- **Stated task**
Search the material and gather each line with "would" in it.

- **Record set**
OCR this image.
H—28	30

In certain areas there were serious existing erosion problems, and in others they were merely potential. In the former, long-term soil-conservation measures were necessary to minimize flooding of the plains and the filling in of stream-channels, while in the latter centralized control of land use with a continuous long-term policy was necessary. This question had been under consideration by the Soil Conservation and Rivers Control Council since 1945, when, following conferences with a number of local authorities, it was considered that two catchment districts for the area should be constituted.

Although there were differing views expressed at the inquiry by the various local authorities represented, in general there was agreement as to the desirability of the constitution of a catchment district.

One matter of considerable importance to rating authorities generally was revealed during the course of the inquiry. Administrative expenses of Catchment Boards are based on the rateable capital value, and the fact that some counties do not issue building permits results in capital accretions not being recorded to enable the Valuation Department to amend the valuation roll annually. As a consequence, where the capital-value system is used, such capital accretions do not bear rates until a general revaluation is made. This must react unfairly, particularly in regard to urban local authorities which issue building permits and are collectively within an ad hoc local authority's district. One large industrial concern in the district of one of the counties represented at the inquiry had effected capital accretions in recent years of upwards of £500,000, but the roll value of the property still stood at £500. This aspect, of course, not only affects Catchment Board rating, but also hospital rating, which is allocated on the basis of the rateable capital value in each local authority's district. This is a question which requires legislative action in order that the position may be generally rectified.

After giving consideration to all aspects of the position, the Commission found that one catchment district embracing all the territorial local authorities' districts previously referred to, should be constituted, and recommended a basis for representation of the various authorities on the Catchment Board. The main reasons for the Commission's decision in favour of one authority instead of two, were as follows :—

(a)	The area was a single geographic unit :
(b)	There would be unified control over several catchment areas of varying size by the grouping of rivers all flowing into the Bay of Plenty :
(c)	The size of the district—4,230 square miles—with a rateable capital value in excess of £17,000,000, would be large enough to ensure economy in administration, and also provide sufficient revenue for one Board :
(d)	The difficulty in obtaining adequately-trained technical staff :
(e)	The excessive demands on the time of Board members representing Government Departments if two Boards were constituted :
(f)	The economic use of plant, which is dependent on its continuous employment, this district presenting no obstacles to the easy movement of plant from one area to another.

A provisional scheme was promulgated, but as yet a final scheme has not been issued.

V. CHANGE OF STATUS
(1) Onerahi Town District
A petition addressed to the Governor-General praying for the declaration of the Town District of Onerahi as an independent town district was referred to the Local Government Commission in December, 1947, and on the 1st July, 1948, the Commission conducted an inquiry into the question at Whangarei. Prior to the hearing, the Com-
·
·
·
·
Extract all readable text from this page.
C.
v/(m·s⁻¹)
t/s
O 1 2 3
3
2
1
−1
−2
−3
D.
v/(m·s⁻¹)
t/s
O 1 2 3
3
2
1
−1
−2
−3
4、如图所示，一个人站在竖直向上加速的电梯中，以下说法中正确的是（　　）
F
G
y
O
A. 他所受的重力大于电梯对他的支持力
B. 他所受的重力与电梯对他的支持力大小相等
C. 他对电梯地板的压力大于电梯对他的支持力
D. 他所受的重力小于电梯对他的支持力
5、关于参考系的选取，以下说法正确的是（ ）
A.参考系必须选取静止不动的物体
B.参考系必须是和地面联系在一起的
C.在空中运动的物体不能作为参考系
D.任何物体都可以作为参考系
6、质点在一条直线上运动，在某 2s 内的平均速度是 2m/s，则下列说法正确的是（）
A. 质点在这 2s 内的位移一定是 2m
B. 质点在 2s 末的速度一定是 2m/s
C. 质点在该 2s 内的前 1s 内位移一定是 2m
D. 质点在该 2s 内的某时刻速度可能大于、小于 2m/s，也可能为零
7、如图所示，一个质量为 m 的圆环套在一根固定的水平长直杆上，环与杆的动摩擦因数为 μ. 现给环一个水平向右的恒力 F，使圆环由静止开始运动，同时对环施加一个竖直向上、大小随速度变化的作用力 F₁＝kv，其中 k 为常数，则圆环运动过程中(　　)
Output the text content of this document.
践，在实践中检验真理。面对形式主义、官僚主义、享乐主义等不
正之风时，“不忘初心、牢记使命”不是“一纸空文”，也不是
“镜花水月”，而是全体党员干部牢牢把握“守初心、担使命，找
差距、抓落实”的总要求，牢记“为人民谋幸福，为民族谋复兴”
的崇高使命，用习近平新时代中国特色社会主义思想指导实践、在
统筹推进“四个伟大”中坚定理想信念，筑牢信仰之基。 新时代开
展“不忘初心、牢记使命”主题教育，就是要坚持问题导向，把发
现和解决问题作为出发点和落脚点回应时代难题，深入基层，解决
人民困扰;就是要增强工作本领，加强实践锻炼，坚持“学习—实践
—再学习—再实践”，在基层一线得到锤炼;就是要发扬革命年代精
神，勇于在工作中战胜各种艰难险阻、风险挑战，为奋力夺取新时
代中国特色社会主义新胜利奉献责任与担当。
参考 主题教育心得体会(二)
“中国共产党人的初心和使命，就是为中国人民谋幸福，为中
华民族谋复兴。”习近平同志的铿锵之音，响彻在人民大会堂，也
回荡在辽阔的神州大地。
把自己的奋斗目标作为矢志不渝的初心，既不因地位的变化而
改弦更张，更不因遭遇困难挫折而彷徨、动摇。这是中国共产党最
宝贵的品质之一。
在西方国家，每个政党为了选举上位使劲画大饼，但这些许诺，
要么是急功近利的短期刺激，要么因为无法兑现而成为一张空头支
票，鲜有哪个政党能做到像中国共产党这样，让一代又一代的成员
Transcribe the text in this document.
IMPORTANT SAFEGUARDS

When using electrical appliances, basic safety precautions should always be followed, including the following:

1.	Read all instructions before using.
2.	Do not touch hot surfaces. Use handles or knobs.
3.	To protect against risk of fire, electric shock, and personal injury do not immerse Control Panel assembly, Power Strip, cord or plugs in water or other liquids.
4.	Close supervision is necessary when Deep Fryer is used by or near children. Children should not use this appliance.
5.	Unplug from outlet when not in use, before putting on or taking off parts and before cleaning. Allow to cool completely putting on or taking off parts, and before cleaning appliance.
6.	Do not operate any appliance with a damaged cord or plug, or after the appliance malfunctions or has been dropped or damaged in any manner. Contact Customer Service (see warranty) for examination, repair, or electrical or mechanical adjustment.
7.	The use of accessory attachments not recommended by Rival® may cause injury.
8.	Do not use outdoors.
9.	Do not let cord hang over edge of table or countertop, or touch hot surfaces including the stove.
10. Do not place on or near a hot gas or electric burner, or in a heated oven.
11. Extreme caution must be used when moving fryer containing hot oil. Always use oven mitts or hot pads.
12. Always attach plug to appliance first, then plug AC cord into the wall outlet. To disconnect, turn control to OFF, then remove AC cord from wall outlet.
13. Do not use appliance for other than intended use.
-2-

- **Task answer**
(b)	There would be unified control over several catchment areas of varying size by the grouping of rivers all flowing into the Bay of Plenty :
(c)	The size of the district—4,230 square miles—with a rateable capital value in excess of £17,000,000, would be large enough to ensure economy in administration, and also provide sufficient revenue for one Board :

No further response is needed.